### Problem
Using the data below, tally the lines that include the string "color". Only the number is wanted.

### Input material

+++

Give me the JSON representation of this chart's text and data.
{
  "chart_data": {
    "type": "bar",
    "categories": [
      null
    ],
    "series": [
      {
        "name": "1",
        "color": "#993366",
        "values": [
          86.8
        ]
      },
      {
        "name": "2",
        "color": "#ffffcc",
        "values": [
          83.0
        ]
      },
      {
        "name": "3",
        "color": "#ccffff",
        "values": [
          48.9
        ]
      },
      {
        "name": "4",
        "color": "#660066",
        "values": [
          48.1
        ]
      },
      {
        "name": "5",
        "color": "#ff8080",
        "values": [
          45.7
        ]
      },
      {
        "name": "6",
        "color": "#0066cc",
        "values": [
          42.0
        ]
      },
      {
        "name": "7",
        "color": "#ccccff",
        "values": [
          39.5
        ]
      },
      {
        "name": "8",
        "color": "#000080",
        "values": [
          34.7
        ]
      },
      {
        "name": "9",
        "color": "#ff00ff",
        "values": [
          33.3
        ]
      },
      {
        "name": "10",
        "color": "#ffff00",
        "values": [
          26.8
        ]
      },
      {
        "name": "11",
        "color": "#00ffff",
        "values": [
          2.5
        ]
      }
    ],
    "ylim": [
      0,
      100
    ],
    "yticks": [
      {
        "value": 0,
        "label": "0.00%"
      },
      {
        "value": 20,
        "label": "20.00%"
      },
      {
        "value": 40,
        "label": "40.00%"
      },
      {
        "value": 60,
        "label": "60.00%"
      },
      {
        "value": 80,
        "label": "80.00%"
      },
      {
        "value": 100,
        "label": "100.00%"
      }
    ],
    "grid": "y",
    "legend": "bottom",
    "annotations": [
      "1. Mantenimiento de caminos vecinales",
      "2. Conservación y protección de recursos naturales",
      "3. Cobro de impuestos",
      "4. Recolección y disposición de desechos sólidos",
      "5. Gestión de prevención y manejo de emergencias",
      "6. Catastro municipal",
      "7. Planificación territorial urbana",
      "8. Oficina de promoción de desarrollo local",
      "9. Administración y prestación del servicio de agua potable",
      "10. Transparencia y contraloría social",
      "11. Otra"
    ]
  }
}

+++

### Task result
11